**REQUEST:** Copy out the material below in full, but not its images.

[Data records]
|---|

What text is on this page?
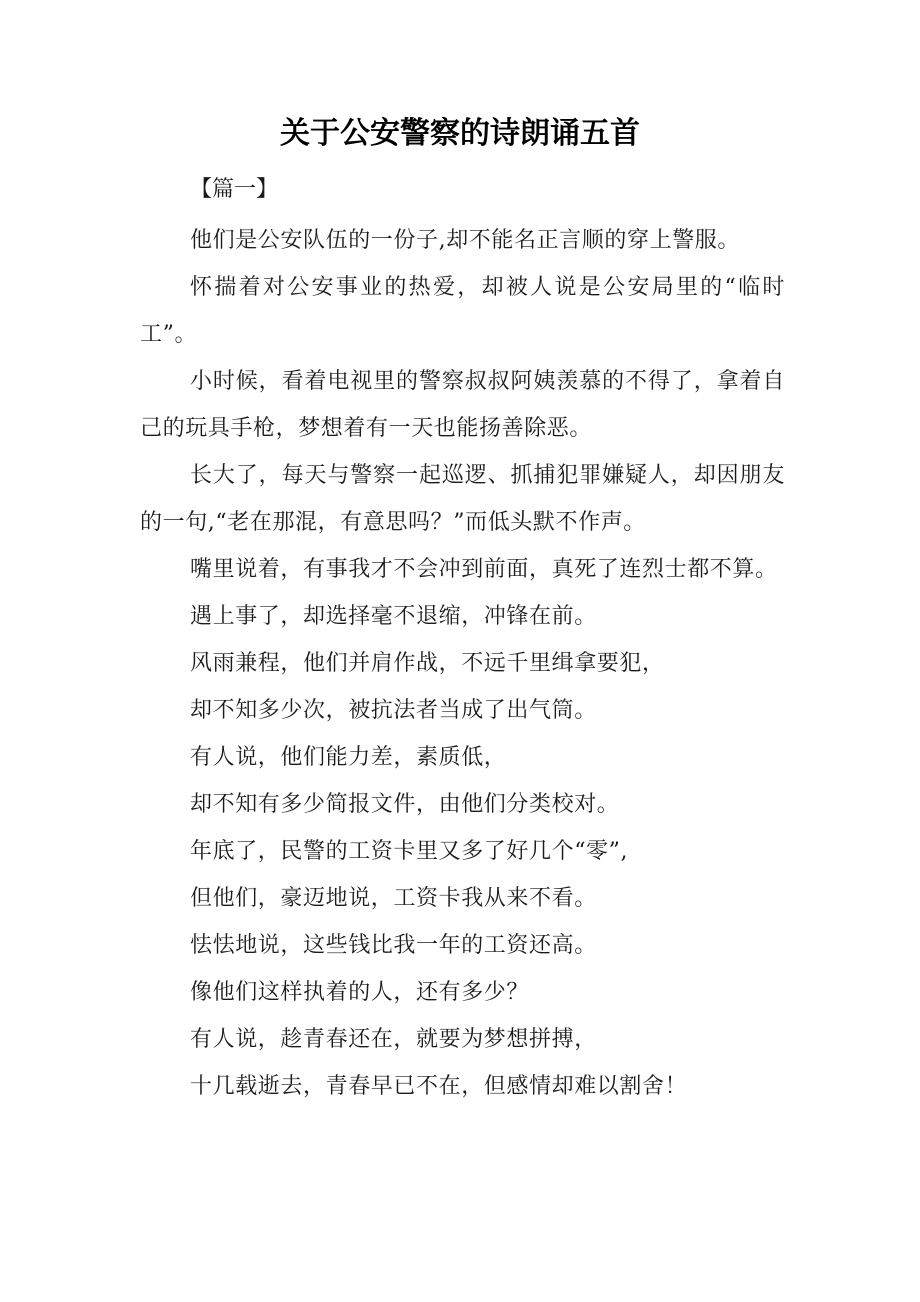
关于公安警察的诗朗诵五首

【篇一】

他们是公安队伍的一份子,却不能名正言顺的穿上警服。

怀揣着对公安事业的热爱，却被人说是公安局里的“临时工”。

小时候，看着电视里的警察叔叔阿姨羡慕的不得了，拿着自己的玩具手枪，梦想着有一天也能扬善除恶。

长大了，每天与警察一起巡逻、抓捕犯罪嫌疑人，却因朋友的一句,“老在那混，有意思吗？”而低头默不作声。

嘴里说着，有事我才不会冲到前面，真死了连烈士都不算。

遇上事了，却选择毫不退缩，冲锋在前。

风雨兼程，他们并肩作战，不远千里缉拿要犯，

却不知多少次，被抗法者当成了出气筒。

有人说，他们能力差，素质低，

却不知有多少简报文件，由他们分类校对。

年底了，民警的工资卡里又多了好几个“零”,

但他们，豪迈地说，工资卡我从来不看。

怯怯地说，这些钱比我一年的工资还高。

像他们这样执着的人，还有多少？

有人说，趁青春还在，就要为梦想拼搏，

十几载逝去，青春早已不在，但感情却难以割舍！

|---|

**PROBLEM SOLUTION:**
What text is on this page?
关于公安警察的诗朗诵五首

【篇一】

他们是公安队伍的一份子,却不能名正言顺的穿上警服。

怀揣着对公安事业的热爱，却被人说是公安局里的“临时工”。

小时候，看着电视里的警察叔叔阿姨羡慕的不得了，拿着自己的玩具手枪，梦想着有一天也能扬善除恶。

长大了，每天与警察一起巡逻、抓捕犯罪嫌疑人，却因朋友的一句,“老在那混，有意思吗？”而低头默不作声。

嘴里说着，有事我才不会冲到前面，真死了连烈士都不算。

遇上事了，却选择毫不退缩，冲锋在前。

风雨兼程，他们并肩作战，不远千里缉拿要犯，

却不知多少次，被抗法者当成了出气筒。

有人说，他们能力差，素质低，

却不知有多少简报文件，由他们分类校对。

年底了，民警的工资卡里又多了好几个“零”,

但他们，豪迈地说，工资卡我从来不看。

怯怯地说，这些钱比我一年的工资还高。

像他们这样执着的人，还有多少？

有人说，趁青春还在，就要为梦想拼搏，

十几载逝去，青春早已不在，但感情却难以割舍！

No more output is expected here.